[Items from a dataset]
::::

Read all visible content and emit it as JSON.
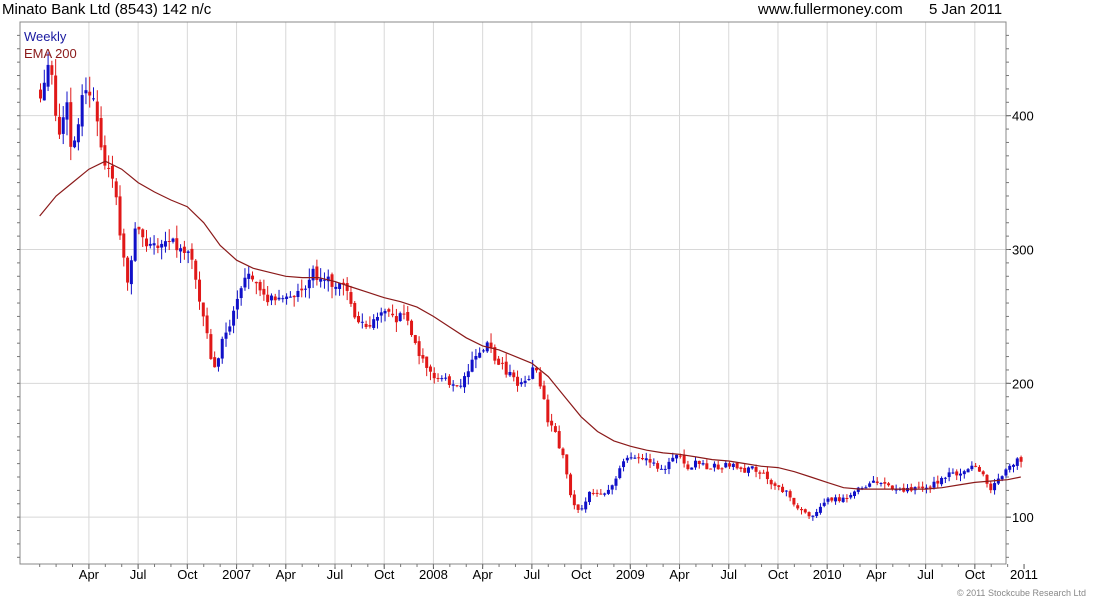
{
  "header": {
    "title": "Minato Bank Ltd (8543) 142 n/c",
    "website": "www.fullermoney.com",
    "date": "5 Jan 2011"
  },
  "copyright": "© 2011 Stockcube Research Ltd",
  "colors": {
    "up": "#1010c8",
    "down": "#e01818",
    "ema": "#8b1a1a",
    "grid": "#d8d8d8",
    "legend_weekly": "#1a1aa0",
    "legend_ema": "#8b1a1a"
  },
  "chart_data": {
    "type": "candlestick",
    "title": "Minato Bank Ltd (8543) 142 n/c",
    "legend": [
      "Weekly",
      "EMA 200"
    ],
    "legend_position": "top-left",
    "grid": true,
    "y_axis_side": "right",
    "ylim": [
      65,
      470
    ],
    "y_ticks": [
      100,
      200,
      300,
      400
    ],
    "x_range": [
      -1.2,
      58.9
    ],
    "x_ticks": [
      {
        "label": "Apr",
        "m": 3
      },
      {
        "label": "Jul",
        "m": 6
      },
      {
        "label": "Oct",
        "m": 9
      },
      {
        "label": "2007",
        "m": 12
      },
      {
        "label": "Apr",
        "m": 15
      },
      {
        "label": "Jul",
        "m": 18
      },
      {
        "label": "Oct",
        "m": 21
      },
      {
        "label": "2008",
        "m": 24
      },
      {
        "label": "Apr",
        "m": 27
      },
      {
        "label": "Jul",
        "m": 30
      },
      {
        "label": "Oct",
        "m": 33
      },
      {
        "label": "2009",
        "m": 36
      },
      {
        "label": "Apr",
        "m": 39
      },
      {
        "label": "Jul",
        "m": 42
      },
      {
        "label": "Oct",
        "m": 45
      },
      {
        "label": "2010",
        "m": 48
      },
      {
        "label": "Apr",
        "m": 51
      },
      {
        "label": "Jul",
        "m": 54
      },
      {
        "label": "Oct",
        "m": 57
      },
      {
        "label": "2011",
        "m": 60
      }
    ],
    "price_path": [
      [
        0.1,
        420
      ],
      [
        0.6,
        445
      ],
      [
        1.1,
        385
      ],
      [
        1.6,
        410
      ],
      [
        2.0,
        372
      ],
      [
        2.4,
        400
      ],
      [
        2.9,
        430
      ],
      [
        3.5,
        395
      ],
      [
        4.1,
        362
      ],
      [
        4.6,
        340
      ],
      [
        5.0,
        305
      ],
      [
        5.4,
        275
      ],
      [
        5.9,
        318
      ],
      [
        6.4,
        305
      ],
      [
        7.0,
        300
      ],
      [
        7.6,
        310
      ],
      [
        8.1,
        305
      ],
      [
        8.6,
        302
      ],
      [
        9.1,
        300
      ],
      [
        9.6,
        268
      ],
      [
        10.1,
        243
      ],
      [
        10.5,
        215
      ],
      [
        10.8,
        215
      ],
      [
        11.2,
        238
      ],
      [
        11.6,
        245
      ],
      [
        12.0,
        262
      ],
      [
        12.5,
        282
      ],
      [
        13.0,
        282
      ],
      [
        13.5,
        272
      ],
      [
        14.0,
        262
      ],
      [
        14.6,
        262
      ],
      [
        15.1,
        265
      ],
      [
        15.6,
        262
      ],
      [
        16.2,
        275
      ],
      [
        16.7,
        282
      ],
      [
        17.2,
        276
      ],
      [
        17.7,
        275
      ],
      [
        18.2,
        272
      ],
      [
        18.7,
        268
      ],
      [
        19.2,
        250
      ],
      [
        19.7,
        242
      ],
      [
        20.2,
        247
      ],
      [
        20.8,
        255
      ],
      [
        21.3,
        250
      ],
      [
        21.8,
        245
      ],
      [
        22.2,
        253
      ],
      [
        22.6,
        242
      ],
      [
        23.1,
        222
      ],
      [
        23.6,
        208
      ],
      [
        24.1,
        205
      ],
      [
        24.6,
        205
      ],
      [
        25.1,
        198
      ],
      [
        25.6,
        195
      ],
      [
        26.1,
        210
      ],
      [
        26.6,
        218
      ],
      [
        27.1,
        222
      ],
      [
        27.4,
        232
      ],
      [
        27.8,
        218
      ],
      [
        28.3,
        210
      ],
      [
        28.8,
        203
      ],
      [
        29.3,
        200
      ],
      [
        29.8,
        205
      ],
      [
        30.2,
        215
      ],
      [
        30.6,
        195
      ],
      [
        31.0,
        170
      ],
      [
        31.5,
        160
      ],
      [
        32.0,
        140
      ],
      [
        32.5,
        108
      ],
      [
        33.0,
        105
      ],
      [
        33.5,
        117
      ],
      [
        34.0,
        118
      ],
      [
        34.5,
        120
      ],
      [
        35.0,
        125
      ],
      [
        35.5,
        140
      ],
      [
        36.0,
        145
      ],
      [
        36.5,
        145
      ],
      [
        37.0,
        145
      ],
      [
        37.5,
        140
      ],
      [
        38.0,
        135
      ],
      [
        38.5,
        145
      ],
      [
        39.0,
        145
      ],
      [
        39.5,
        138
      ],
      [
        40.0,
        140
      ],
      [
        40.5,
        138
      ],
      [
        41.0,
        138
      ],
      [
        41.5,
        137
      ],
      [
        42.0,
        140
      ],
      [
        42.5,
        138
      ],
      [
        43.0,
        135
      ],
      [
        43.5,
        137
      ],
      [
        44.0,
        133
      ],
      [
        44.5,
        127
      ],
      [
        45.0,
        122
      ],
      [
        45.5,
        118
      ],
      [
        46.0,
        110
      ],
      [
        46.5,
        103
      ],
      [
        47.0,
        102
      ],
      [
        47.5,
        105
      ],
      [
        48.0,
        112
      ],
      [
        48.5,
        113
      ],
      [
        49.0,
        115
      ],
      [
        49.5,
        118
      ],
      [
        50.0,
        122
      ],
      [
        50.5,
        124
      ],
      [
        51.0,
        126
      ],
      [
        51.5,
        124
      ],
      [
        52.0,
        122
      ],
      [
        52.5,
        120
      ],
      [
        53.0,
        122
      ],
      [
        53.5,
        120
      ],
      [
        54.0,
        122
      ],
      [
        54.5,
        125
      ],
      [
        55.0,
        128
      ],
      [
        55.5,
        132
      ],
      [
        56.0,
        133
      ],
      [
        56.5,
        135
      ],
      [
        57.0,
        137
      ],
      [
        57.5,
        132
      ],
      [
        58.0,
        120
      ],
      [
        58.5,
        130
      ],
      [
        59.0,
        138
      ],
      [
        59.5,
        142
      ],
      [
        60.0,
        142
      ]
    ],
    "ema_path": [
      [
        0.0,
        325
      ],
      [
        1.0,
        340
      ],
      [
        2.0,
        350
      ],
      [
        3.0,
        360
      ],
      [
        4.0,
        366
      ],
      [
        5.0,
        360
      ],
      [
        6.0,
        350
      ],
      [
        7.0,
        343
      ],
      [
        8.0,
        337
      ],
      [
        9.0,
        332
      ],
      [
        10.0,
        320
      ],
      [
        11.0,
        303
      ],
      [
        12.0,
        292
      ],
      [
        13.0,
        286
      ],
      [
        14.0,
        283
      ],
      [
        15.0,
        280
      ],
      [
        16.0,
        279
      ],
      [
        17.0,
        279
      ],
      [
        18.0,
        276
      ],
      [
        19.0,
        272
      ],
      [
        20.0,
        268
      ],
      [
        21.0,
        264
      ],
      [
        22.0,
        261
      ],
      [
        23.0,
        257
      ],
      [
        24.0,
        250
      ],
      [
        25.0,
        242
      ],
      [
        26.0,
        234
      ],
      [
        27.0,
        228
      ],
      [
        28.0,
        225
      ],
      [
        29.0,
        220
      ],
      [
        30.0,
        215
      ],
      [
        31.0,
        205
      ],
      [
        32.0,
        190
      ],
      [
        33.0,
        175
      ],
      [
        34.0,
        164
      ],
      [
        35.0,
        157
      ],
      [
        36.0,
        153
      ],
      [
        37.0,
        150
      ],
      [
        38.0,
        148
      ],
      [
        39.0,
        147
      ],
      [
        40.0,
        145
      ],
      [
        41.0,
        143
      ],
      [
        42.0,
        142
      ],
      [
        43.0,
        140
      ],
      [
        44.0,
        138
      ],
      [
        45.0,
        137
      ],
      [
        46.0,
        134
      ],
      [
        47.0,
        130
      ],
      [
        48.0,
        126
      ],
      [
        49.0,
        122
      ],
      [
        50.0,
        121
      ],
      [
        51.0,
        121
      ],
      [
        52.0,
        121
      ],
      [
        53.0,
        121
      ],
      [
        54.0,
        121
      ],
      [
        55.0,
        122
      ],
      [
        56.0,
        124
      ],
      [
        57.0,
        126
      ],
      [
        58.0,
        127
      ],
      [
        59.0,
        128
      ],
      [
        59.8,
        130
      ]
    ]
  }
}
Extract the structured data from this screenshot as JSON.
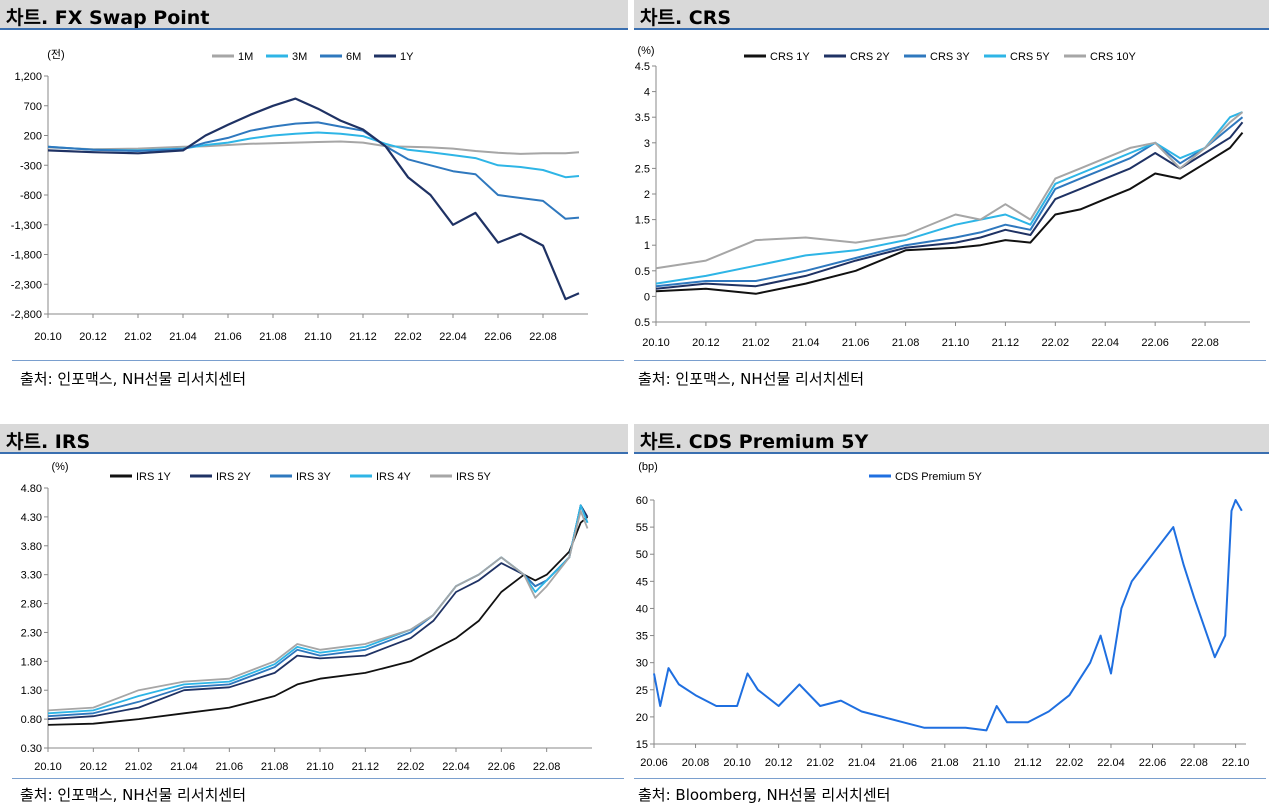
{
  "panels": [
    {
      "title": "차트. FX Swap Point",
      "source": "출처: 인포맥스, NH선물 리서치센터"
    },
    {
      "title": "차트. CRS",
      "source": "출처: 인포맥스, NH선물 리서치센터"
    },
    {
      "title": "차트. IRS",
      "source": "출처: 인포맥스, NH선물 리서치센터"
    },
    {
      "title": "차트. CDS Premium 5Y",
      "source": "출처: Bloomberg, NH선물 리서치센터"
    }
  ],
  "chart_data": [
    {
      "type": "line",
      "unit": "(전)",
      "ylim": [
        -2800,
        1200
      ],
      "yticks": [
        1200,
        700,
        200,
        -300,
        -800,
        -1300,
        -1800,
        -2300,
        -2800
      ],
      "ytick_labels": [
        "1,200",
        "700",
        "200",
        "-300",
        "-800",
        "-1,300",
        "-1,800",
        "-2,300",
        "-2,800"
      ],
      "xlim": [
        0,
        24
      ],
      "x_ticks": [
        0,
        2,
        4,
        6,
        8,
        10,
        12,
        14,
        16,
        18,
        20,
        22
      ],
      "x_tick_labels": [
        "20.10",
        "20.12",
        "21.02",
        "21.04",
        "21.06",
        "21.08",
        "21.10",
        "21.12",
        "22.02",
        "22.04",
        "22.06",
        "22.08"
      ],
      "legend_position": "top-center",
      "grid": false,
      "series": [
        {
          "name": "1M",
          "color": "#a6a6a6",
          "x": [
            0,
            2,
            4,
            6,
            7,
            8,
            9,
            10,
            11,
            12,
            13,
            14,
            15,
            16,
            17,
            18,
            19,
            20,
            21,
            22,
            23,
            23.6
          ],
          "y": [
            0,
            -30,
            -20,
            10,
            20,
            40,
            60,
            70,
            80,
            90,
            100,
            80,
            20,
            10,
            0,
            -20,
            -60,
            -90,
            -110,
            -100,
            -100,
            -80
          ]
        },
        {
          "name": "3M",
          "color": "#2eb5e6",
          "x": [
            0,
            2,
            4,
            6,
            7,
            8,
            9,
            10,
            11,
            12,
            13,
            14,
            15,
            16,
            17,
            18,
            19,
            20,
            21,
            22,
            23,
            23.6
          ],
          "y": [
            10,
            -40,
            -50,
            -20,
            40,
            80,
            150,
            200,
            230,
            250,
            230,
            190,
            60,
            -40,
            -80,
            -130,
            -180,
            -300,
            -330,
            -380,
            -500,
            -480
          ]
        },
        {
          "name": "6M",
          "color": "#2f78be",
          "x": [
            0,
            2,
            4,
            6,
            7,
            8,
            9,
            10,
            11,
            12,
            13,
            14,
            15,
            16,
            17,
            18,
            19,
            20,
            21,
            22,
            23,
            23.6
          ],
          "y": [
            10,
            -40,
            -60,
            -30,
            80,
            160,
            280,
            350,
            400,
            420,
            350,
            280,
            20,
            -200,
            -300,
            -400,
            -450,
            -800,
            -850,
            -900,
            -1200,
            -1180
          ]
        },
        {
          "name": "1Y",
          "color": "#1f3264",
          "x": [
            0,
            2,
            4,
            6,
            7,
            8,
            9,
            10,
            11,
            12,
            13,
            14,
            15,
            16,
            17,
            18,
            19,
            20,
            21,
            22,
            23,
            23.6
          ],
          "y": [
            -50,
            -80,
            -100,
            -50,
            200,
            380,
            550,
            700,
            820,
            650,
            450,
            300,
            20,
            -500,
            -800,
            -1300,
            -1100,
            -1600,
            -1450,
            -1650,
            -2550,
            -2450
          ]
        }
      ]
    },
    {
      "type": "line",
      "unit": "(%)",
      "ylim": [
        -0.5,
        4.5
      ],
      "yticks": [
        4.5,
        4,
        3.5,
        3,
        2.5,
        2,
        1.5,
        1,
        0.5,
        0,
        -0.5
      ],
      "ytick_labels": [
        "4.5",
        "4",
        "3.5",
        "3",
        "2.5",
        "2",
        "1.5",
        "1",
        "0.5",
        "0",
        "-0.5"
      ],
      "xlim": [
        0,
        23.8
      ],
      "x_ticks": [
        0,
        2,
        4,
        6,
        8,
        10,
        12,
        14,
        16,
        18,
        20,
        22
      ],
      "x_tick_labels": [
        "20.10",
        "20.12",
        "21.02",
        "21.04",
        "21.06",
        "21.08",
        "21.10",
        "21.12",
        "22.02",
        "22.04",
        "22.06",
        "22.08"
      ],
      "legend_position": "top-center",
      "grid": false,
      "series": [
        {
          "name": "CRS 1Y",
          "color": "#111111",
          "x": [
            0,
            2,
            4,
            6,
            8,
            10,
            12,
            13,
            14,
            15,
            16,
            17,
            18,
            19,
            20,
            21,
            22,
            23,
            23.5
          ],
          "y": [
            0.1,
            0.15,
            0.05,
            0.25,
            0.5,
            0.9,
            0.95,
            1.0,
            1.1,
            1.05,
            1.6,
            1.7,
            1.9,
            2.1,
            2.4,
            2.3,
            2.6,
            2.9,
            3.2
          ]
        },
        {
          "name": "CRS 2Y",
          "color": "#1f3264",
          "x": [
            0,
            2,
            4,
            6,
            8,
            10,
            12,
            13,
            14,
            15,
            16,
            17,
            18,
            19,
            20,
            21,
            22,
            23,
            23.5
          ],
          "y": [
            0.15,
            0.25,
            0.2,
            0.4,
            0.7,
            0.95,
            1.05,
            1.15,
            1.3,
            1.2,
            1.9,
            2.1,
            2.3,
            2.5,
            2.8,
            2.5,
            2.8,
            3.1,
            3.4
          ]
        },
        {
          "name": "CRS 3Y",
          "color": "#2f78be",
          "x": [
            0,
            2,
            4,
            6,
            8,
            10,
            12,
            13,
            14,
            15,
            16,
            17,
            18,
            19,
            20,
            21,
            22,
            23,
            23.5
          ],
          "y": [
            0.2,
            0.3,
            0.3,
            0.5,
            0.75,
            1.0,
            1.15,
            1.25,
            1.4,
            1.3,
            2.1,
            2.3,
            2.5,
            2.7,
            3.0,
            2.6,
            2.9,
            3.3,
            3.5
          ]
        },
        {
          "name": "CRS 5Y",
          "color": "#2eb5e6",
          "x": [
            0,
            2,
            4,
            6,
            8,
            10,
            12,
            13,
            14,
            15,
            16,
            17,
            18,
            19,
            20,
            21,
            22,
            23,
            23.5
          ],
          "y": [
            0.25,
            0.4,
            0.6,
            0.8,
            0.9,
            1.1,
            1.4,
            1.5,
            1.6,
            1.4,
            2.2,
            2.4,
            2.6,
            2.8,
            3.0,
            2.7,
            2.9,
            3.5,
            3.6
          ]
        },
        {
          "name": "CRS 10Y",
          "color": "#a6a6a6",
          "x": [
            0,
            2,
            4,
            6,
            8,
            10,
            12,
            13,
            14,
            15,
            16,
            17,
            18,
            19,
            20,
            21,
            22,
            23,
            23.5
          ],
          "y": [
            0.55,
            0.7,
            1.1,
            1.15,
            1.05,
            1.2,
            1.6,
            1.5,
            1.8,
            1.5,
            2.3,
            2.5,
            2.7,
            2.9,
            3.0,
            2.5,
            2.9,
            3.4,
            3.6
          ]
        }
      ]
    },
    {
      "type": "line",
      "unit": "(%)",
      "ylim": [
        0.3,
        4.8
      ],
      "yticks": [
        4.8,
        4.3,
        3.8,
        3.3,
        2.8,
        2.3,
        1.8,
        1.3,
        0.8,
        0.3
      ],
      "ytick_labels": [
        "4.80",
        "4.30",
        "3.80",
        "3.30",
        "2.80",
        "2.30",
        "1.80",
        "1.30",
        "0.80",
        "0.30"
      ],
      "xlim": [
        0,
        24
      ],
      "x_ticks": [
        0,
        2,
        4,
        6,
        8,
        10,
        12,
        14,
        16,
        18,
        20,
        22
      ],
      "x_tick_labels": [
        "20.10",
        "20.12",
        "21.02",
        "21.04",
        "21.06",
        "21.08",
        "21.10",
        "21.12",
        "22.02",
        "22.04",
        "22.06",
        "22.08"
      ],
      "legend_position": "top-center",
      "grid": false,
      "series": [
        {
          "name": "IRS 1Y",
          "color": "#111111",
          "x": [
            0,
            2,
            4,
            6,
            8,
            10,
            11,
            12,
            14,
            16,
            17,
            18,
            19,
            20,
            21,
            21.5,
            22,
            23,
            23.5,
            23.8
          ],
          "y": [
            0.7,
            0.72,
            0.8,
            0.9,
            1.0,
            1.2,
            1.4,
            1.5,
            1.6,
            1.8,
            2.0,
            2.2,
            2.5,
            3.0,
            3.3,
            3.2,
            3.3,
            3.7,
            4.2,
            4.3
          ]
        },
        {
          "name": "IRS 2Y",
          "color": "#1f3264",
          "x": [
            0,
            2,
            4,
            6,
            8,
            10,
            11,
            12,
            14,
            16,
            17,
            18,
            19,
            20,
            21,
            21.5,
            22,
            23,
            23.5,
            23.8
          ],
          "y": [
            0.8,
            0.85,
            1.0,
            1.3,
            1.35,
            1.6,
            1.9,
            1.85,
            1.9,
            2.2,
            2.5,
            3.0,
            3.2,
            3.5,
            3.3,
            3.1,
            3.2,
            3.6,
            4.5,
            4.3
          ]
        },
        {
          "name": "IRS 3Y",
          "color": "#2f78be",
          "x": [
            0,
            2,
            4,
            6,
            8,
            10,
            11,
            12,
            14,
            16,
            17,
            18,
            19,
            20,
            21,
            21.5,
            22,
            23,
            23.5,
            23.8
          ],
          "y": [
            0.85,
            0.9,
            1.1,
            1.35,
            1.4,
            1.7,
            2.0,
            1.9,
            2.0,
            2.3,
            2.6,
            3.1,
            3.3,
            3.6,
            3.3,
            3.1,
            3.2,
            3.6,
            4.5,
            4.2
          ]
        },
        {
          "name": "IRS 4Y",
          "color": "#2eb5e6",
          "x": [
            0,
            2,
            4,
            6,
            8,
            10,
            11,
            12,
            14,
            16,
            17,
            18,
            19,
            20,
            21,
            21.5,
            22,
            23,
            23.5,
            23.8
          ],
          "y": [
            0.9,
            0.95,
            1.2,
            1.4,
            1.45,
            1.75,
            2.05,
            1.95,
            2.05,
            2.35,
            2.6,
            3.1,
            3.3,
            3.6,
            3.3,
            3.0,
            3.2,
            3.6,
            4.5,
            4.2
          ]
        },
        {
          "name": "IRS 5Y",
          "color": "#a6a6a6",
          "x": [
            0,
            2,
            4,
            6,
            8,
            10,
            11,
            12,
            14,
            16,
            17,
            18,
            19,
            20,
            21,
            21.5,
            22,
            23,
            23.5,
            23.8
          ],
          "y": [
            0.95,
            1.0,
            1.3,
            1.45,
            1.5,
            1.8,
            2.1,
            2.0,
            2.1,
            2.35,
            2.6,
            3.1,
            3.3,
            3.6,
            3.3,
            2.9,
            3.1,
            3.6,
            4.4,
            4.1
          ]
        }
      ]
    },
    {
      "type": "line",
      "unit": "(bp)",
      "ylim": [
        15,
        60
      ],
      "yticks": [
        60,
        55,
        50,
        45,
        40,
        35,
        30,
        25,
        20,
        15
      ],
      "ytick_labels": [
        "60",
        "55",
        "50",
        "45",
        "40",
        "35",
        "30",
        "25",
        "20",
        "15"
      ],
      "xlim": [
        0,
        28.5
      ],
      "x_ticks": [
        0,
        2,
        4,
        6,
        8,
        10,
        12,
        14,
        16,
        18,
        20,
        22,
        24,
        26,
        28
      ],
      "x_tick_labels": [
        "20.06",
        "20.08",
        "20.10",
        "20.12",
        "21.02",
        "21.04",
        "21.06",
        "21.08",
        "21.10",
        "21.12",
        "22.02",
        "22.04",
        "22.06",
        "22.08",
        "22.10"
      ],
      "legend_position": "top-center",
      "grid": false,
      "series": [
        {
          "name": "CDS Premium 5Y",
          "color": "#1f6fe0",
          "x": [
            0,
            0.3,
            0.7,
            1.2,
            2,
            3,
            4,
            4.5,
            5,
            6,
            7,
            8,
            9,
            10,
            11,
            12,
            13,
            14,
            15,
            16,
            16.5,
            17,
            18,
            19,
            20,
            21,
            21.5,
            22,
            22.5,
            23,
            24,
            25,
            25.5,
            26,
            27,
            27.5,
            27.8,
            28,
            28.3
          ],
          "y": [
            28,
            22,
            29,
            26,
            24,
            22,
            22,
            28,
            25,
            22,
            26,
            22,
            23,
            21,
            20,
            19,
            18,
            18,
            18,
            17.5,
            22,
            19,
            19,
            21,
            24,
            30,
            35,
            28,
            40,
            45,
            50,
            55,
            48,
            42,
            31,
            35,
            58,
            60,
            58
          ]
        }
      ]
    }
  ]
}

::::

• Instruction: In the entries above, count every line containing the word "Premium". Write only the total.

• The output: 2